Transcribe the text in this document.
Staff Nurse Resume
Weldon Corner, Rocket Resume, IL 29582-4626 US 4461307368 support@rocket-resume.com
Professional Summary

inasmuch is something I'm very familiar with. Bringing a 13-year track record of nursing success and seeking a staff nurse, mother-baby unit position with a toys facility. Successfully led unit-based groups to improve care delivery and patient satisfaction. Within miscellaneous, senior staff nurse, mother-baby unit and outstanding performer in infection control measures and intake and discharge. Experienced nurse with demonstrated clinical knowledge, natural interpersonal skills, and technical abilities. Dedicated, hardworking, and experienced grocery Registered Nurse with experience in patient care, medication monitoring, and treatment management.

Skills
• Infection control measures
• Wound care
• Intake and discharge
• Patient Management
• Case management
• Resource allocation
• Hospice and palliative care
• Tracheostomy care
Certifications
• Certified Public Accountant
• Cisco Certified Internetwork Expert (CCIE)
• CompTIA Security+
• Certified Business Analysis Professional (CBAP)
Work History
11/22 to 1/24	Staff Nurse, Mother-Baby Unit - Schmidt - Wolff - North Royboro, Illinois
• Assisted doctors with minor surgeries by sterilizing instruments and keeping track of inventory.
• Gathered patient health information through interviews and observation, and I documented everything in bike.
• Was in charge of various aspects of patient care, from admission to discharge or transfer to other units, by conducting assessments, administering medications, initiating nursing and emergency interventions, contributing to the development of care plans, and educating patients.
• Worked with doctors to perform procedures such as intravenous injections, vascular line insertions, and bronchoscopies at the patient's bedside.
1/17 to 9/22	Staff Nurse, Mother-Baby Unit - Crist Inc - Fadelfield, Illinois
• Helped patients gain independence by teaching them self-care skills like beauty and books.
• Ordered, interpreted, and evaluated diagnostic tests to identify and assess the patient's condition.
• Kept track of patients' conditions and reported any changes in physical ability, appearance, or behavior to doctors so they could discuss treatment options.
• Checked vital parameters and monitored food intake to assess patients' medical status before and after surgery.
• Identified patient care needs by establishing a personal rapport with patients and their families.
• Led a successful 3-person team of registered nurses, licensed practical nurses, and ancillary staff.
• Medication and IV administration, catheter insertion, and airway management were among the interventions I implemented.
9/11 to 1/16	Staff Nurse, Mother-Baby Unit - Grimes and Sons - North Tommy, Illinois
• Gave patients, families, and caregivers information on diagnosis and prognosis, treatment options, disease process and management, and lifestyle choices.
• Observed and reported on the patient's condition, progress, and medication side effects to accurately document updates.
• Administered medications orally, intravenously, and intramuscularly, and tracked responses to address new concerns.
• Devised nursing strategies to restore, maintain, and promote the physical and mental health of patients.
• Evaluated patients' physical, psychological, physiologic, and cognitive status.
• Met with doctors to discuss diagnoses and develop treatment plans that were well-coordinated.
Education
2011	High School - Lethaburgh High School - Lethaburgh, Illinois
○ ○ ○ ○
Problem statement
Retype the listing above in full, with no alterations.

Task solution
Transcribe the text in this document.
Staff Nurse Resume
Weldon Corner, Rocket Resume, IL 29582-4626 US 4461307368 support@rocket-resume.com
Professional Summary

inasmuch is something I'm very familiar with. Bringing a 13-year track record of nursing success and seeking a staff nurse, mother-baby unit position with a toys facility. Successfully led unit-based groups to improve care delivery and patient satisfaction. Within miscellaneous, senior staff nurse, mother-baby unit and outstanding performer in infection control measures and intake and discharge. Experienced nurse with demonstrated clinical knowledge, natural interpersonal skills, and technical abilities. Dedicated, hardworking, and experienced grocery Registered Nurse with experience in patient care, medication monitoring, and treatment management.

Skills
• Infection control measures
• Wound care
• Intake and discharge
• Patient Management
• Case management
• Resource allocation
• Hospice and palliative care
• Tracheostomy care
Certifications
• Certified Public Accountant
• Cisco Certified Internetwork Expert (CCIE)
• CompTIA Security+
• Certified Business Analysis Professional (CBAP)
Work History
11/22 to 1/24	Staff Nurse, Mother-Baby Unit - Schmidt - Wolff - North Royboro, Illinois
• Assisted doctors with minor surgeries by sterilizing instruments and keeping track of inventory.
• Gathered patient health information through interviews and observation, and I documented everything in bike.
• Was in charge of various aspects of patient care, from admission to discharge or transfer to other units, by conducting assessments, administering medications, initiating nursing and emergency interventions, contributing to the development of care plans, and educating patients.
• Worked with doctors to perform procedures such as intravenous injections, vascular line insertions, and bronchoscopies at the patient's bedside.
1/17 to 9/22	Staff Nurse, Mother-Baby Unit - Crist Inc - Fadelfield, Illinois
• Helped patients gain independence by teaching them self-care skills like beauty and books.
• Ordered, interpreted, and evaluated diagnostic tests to identify and assess the patient's condition.
• Kept track of patients' conditions and reported any changes in physical ability, appearance, or behavior to doctors so they could discuss treatment options.
• Checked vital parameters and monitored food intake to assess patients' medical status before and after surgery.
• Identified patient care needs by establishing a personal rapport with patients and their families.
• Led a successful 3-person team of registered nurses, licensed practical nurses, and ancillary staff.
• Medication and IV administration, catheter insertion, and airway management were among the interventions I implemented.
9/11 to 1/16	Staff Nurse, Mother-Baby Unit - Grimes and Sons - North Tommy, Illinois
• Gave patients, families, and caregivers information on diagnosis and prognosis, treatment options, disease process and management, and lifestyle choices.
• Observed and reported on the patient's condition, progress, and medication side effects to accurately document updates.
• Administered medications orally, intravenously, and intramuscularly, and tracked responses to address new concerns.
• Devised nursing strategies to restore, maintain, and promote the physical and mental health of patients.
• Evaluated patients' physical, psychological, physiologic, and cognitive status.
• Met with doctors to discuss diagnoses and develop treatment plans that were well-coordinated.
Education
2011	High School - Lethaburgh High School - Lethaburgh, Illinois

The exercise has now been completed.